Gather every line below where "Сторонами" appears.

= = = = = = =

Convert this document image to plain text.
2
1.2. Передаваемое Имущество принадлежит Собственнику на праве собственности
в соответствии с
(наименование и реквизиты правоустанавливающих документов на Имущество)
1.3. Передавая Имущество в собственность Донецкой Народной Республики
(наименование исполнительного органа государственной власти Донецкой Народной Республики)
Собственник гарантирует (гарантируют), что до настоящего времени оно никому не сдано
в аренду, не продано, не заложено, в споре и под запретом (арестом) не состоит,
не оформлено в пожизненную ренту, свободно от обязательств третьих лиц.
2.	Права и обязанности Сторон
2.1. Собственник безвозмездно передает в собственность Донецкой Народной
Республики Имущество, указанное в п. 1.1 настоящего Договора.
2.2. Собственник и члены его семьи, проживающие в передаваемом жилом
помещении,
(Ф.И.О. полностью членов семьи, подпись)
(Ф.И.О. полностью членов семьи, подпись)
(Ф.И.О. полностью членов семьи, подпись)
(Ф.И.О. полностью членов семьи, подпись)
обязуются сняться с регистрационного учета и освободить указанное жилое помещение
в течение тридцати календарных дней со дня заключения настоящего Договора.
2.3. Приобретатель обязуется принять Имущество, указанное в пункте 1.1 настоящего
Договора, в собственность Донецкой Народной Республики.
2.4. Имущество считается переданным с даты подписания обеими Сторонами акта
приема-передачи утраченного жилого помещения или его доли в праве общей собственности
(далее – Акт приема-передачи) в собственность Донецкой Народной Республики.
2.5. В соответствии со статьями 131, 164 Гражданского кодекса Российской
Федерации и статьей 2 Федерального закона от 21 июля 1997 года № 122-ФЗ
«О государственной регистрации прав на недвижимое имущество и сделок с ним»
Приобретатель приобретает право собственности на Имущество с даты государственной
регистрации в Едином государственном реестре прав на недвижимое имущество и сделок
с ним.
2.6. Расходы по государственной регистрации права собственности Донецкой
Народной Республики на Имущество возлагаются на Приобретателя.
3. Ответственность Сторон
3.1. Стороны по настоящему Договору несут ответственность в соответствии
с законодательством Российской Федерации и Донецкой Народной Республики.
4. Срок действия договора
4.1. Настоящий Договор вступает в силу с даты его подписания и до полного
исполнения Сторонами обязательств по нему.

= = = = = = =

§ THE REPLY
2.4. Имущество считается переданным с даты подписания обеими Сторонами акта
исполнения Сторонами обязательств по нему.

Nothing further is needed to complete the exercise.